> Exercise aim: In the listing below, locate the lines that hold "полноты" and copy them.

> Dataset entries:
---+---

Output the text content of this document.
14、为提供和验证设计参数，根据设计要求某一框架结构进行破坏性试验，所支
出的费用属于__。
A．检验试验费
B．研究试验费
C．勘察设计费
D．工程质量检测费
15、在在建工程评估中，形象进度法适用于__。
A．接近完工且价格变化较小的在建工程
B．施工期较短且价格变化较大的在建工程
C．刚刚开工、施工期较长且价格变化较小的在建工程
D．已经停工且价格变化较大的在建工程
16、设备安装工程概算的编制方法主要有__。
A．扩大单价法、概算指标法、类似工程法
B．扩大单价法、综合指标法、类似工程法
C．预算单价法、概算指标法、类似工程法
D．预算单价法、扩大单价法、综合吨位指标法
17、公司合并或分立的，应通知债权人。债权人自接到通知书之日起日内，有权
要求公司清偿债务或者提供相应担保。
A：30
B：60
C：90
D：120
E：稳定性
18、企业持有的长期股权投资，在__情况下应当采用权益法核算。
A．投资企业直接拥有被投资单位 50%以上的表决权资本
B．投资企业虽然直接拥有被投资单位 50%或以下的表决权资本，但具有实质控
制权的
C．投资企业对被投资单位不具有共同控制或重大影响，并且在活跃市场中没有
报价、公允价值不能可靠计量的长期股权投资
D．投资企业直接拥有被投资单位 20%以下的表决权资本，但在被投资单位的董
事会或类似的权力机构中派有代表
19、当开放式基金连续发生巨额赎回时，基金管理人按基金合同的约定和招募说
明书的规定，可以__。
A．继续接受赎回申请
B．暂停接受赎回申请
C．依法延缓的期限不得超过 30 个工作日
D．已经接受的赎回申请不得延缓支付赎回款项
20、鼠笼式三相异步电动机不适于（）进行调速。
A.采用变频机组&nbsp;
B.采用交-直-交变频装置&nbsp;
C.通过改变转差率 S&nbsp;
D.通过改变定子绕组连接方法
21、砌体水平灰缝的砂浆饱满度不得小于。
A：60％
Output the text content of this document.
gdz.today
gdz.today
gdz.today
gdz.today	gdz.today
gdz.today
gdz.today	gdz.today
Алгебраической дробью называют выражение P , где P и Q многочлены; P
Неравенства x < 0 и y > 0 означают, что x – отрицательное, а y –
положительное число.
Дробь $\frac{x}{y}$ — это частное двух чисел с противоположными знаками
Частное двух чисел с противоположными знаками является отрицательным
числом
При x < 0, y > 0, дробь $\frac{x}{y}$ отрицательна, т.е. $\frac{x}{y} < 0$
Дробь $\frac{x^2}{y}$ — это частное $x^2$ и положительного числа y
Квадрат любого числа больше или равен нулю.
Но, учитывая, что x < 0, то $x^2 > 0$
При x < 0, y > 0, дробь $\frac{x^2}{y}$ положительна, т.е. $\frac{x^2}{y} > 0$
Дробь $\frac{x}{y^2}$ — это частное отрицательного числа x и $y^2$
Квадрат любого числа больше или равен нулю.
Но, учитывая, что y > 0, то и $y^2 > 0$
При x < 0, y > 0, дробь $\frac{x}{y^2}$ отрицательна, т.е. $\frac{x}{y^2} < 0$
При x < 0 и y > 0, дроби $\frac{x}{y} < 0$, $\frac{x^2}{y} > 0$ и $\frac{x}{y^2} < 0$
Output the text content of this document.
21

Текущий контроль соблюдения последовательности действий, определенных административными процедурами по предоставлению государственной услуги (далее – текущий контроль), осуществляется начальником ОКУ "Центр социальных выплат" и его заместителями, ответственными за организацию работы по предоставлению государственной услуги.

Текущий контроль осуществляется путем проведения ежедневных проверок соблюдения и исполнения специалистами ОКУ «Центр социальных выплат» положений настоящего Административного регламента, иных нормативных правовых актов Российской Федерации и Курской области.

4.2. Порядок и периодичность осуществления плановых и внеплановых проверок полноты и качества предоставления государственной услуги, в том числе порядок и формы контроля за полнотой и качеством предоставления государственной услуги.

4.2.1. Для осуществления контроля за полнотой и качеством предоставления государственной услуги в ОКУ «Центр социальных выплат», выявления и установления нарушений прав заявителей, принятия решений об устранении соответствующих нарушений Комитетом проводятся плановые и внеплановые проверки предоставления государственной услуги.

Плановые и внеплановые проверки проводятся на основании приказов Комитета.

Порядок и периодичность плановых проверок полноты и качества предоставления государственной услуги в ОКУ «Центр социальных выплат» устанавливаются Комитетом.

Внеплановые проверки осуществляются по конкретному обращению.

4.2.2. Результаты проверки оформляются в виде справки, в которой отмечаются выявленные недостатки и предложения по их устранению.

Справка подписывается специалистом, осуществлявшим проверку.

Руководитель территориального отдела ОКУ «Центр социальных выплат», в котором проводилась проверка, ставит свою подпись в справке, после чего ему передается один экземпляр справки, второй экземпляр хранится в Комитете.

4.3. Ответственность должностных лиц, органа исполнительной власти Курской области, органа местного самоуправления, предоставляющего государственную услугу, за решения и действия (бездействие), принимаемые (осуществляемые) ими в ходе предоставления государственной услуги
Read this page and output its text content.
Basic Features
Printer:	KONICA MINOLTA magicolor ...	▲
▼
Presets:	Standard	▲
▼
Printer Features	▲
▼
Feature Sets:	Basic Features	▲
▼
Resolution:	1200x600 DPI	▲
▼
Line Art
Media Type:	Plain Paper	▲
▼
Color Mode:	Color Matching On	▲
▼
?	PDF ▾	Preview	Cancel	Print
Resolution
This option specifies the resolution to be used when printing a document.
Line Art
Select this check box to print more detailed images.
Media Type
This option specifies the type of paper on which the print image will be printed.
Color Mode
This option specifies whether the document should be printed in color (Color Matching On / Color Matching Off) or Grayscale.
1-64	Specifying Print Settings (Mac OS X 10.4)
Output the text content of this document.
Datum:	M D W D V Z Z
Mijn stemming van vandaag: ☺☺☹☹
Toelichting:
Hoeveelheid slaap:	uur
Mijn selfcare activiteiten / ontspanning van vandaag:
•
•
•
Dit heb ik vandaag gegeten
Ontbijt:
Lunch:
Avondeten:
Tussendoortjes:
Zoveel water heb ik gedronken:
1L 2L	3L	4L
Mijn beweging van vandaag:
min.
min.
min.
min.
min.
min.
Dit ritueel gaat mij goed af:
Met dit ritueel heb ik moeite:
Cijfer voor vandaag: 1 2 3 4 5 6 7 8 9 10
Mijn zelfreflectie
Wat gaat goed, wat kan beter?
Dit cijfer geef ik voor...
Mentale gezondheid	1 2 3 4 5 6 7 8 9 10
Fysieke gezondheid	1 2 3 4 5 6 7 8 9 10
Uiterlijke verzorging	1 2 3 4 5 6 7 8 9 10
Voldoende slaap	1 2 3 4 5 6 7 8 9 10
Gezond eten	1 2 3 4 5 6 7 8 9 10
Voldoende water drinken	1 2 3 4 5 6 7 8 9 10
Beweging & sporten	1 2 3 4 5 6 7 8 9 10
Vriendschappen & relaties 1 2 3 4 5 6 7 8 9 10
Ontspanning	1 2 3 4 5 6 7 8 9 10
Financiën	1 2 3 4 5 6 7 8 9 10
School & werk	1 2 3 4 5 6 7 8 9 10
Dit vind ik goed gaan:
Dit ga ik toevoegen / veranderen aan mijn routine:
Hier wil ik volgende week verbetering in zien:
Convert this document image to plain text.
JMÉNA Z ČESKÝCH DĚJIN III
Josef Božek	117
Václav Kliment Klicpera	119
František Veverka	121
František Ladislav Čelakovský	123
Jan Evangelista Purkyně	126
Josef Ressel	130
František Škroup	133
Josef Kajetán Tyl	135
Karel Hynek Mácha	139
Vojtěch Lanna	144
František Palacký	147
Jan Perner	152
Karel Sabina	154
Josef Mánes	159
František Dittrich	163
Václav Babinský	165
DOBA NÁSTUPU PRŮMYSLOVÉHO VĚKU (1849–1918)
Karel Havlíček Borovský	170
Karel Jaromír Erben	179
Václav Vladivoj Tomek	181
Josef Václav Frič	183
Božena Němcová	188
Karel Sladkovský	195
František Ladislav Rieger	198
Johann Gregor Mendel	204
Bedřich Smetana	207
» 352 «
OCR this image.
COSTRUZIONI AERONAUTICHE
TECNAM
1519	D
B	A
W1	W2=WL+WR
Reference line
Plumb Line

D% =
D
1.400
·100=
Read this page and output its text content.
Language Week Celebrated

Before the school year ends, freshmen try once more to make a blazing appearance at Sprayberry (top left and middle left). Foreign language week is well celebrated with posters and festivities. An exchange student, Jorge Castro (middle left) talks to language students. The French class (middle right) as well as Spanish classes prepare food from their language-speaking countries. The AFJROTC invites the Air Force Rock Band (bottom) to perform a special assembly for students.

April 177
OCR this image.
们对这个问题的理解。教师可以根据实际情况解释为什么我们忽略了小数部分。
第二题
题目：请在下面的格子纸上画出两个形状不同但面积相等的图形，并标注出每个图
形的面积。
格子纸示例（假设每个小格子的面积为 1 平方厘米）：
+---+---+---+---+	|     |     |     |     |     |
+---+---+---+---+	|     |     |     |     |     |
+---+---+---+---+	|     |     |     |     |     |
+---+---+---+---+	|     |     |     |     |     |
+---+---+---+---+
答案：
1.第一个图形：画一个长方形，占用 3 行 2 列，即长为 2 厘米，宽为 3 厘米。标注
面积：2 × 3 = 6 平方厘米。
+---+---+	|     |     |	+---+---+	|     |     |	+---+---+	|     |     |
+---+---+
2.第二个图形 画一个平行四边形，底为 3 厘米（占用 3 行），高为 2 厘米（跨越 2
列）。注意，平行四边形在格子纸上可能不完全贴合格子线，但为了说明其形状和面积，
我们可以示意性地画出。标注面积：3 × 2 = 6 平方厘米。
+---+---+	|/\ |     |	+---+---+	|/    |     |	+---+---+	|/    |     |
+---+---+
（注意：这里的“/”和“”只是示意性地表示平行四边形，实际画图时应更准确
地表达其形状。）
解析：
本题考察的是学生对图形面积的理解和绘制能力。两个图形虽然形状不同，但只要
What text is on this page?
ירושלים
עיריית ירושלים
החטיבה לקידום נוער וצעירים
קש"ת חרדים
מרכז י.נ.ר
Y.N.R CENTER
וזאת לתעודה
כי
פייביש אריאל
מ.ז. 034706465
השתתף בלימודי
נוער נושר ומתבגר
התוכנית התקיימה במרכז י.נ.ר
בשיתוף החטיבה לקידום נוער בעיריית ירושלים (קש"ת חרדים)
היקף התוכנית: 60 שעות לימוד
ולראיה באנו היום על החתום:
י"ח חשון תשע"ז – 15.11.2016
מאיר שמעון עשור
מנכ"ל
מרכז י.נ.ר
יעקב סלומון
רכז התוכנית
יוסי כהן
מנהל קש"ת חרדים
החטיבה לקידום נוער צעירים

---+---

> The answer:
4.2. Порядок и периодичность осуществления плановых и внеплановых проверок полноты и качества предоставления государственной услуги, в том числе порядок и формы контроля за полнотой и качеством предоставления государственной услуги.
Порядок и периодичность плановых проверок полноты и качества предоставления государственной услуги в ОКУ «Центр социальных выплат» устанавливаются Комитетом.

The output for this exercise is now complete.